Goal: Print the following leaky homes text word for word in its entirety.

Document extract:
══════════════════════════════
Public awareness has increased rapidly since 2001. The media has been a frequent provider of stories since 2001. These flare up from time to time, much like a forest fire, reactivating the issue in people's minds. The recent television documentary by John Gray of HOBANZ, A Rotten Shame, together with the Government's Financial Assistance Package (FAP) has greatly brought the issue to the fore again.
The Hunn Report released in 2002 raised the nation's awareness of leaky buildings, especially in the Government's mind. Many home owners have since suffered with horror stories spread by word of mouth. In terms of understanding the size of the problem, the Price Waterhouse Coopers Report in 2009 confirmed it was much larger than many had previously thought. However denial remains among homeowners and others as the problem lies hidden behind our claddings and linings.
Today I will explore three areas. First the dispute procedures for leaky homes and the proposed FAP, secondly the Building Act and Building Amendment Bill No. 3, and lastly improvements that are still needed if we wish to resolve all the causal factors that gave rise to this leaky homes saga.
Leaky Homes resolution Process
The investigative part of the leaky home resolution process is often undertaken by the Weathertight Homes Resolution Service (WHRS), which is part of the Department of Building and Housing(DBH). This service is to be extended to include the FAP.
The resolution part of the process is managed by the Weathertight Homes Tribunal (WHT), within the Department of Justice. There are the alternatives of private investigation and litigation through the courts, or private mediation. Another option is to take the loss and move on which is enforced on many by limitation issues, but chosen by some who wish to avoid the cost and time incurred in recovering money.
══════════════════════════════
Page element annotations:
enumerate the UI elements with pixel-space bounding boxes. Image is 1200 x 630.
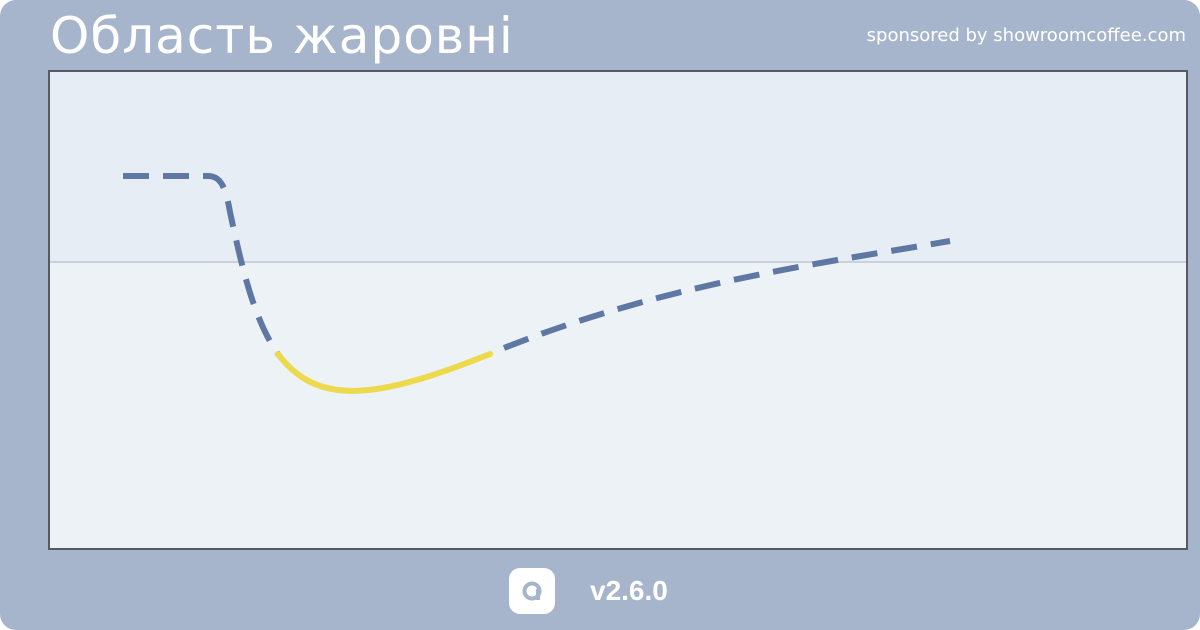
roast-curve-panel [48, 70, 1188, 550]
footer: v2.6.0 [0, 562, 1200, 620]
roast-curve-plot [50, 72, 1186, 394]
page-title: Область жаровні [50, 7, 514, 65]
roast-curve-drop-segment [123, 173, 281, 356]
logo-glyph-icon [522, 581, 542, 601]
upper-band [50, 72, 1186, 262]
version-label: v2.6.0 [590, 575, 668, 606]
sponsor-link[interactable]: sponsored by showroomcoffee.com [866, 25, 1186, 46]
app-logo-icon [509, 568, 555, 614]
roast-curve-highlight-segment [275, 351, 493, 394]
roast-curve-rise-segment [502, 238, 951, 351]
══════════════════════════════
Output of the task:
Public awareness has increased rapidly since 2001. The media has been a frequent provider of stories since 2001. These flare up from time to time, much like a forest fire, reactivating the issue in people's minds. The recent television documentary by John Gray of HOBANZ, A Rotten Shame, together with the Government's Financial Assistance Package (FAP) has greatly brought the issue to the fore again.
The Hunn Report released in 2002 raised the nation's awareness of leaky buildings, especially in the Government's mind. Many home owners have since suffered with horror stories spread by word of mouth. In terms of understanding the size of the problem, the Price Waterhouse Coopers Report in 2009 confirmed it was much larger than many had previously thought. However denial remains among homeowners and others as the problem lies hidden behind our claddings and linings.
Today I will explore three areas. First the dispute procedures for leaky homes and the proposed FAP, secondly the Building Act and Building Amendment Bill No. 3, and lastly improvements that are still needed if we wish to resolve all the causal factors that gave rise to this leaky homes saga.
Leaky Homes resolution Process
The investigative part of the leaky home resolution process is often undertaken by the Weathertight Homes Resolution Service (WHRS), which is part of the Department of Building and Housing(DBH). This service is to be extended to include the FAP.
The resolution part of the process is managed by the Weathertight Homes Tribunal (WHT), within the Department of Justice. There are the alternatives of private investigation and litigation through the courts, or private mediation. Another option is to take the loss and move on which is enforced on many by limitation issues, but chosen by some who wish to avoid the cost and time incurred in recovering money.